## DATA SUPPLIED
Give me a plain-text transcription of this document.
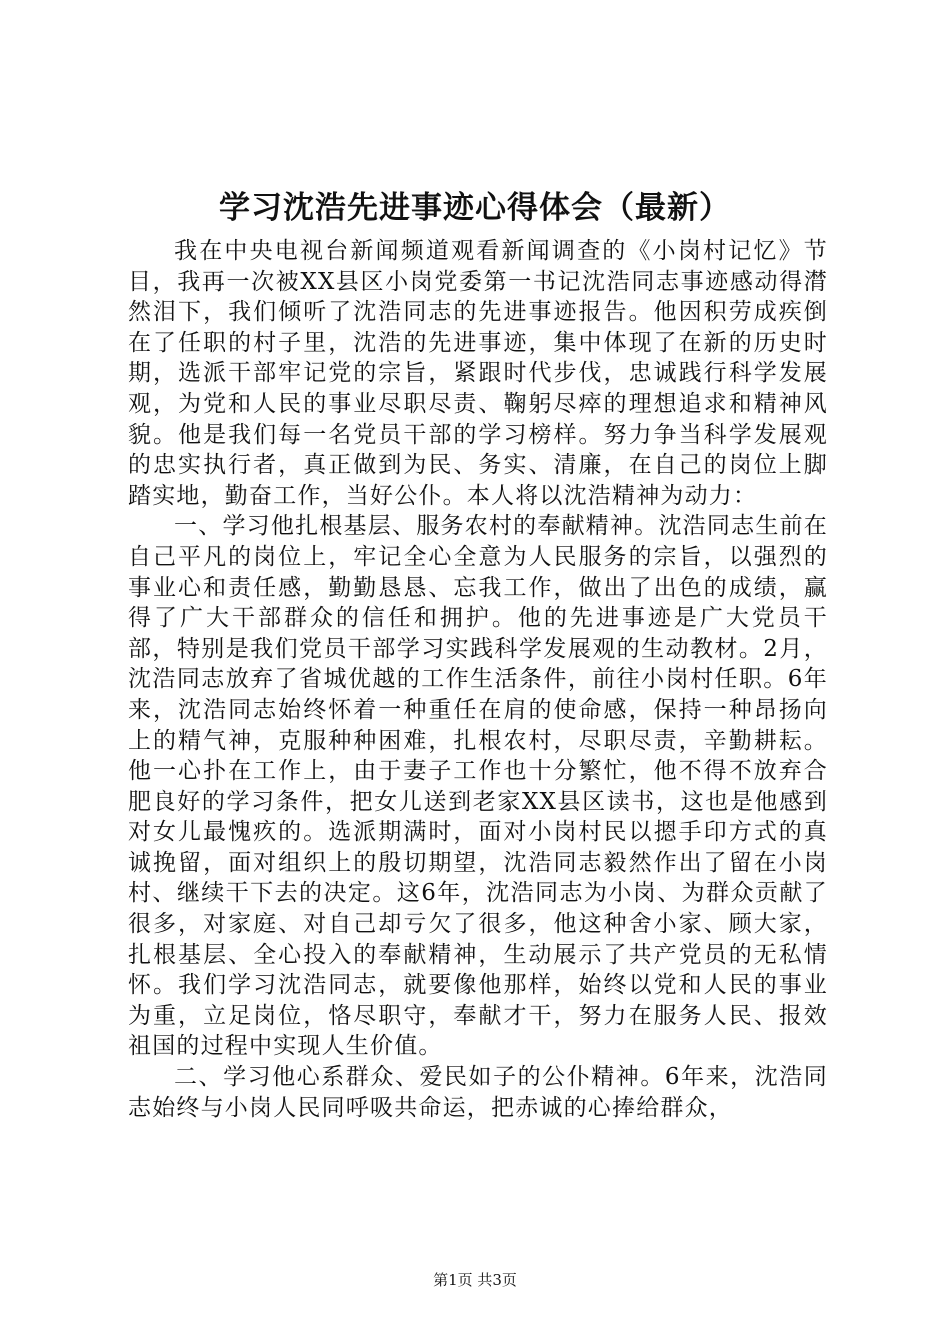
学习沈浩先进事迹心得体会（最新）

我在中央电视台新闻频道观看新闻调查的《小岗村记忆》节目，我再一次被XX县区小岗党委第一书记沈浩同志事迹感动得潸然泪下，我们倾听了沈浩同志的先进事迹报告。他因积劳成疾倒在了任职的村子里，沈浩的先进事迹，集中体现了在新的历史时期，选派干部牢记党的宗旨，紧跟时代步伐，忠诚践行科学发展观，为党和人民的事业尽职尽责、鞠躬尽瘁的理想追求和精神风貌。他是我们每一名党员干部的学习榜样。努力争当科学发展观的忠实执行者，真正做到为民、务实、清廉，在自己的岗位上脚踏实地，勤奋工作，当好公仆。本人将以沈浩精神为动力：

一、学习他扎根基层、服务农村的奉献精神。沈浩同志生前在自己平凡的岗位上，牢记全心全意为人民服务的宗旨，以强烈的事业心和责任感，勤勤恳恳、忘我工作，做出了出色的成绩，赢得了广大干部群众的信任和拥护。他的先进事迹是广大党员干部，特别是我们党员干部学习实践科学发展观的生动教材。2月，沈浩同志放弃了省城优越的工作生活条件，前往小岗村任职。6年来，沈浩同志始终怀着一种重任在肩的使命感，保持一种昂扬向上的精气神，克服种种困难，扎根农村，尽职尽责，辛勤耕耘。他一心扑在工作上，由于妻子工作也十分繁忙，他不得不放弃合肥良好的学习条件，把女儿送到老家XX县区读书，这也是他感到对女儿最愧疚的。选派期满时，面对小岗村民以摁手印方式的真诚挽留，面对组织上的殷切期望，沈浩同志毅然作出了留在小岗村、继续干下去的决定。这6年，沈浩同志为小岗、为群众贡献了很多，对家庭、对自己却亏欠了很多，他这种舍小家、顾大家，扎根基层、全心投入的奉献精神，生动展示了共产党员的无私情怀。我们学习沈浩同志，就要像他那样，始终以党和人民的事业为重，立足岗位，恪尽职守，奉献才干，努力在服务人民、报效祖国的过程中实现人生价值。

二、学习他心系群众、爱民如子的公仆精神。6年来，沈浩同志始终与小岗人民同呼吸共命运，把赤诚的心捧给群众，

第1页 共3页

## DESCRIPTION OF THE TASK
Restate each of the entries above word for word and skip every image.

## COMPLETED TASK
Give me a plain-text transcription of this document.
学习沈浩先进事迹心得体会（最新）

我在中央电视台新闻频道观看新闻调查的《小岗村记忆》节目，我再一次被XX县区小岗党委第一书记沈浩同志事迹感动得潸然泪下，我们倾听了沈浩同志的先进事迹报告。他因积劳成疾倒在了任职的村子里，沈浩的先进事迹，集中体现了在新的历史时期，选派干部牢记党的宗旨，紧跟时代步伐，忠诚践行科学发展观，为党和人民的事业尽职尽责、鞠躬尽瘁的理想追求和精神风貌。他是我们每一名党员干部的学习榜样。努力争当科学发展观的忠实执行者，真正做到为民、务实、清廉，在自己的岗位上脚踏实地，勤奋工作，当好公仆。本人将以沈浩精神为动力：

一、学习他扎根基层、服务农村的奉献精神。沈浩同志生前在自己平凡的岗位上，牢记全心全意为人民服务的宗旨，以强烈的事业心和责任感，勤勤恳恳、忘我工作，做出了出色的成绩，赢得了广大干部群众的信任和拥护。他的先进事迹是广大党员干部，特别是我们党员干部学习实践科学发展观的生动教材。2月，沈浩同志放弃了省城优越的工作生活条件，前往小岗村任职。6年来，沈浩同志始终怀着一种重任在肩的使命感，保持一种昂扬向上的精气神，克服种种困难，扎根农村，尽职尽责，辛勤耕耘。他一心扑在工作上，由于妻子工作也十分繁忙，他不得不放弃合肥良好的学习条件，把女儿送到老家XX县区读书，这也是他感到对女儿最愧疚的。选派期满时，面对小岗村民以摁手印方式的真诚挽留，面对组织上的殷切期望，沈浩同志毅然作出了留在小岗村、继续干下去的决定。这6年，沈浩同志为小岗、为群众贡献了很多，对家庭、对自己却亏欠了很多，他这种舍小家、顾大家，扎根基层、全心投入的奉献精神，生动展示了共产党员的无私情怀。我们学习沈浩同志，就要像他那样，始终以党和人民的事业为重，立足岗位，恪尽职守，奉献才干，努力在服务人民、报效祖国的过程中实现人生价值。

二、学习他心系群众、爱民如子的公仆精神。6年来，沈浩同志始终与小岗人民同呼吸共命运，把赤诚的心捧给群众，

第1页 共3页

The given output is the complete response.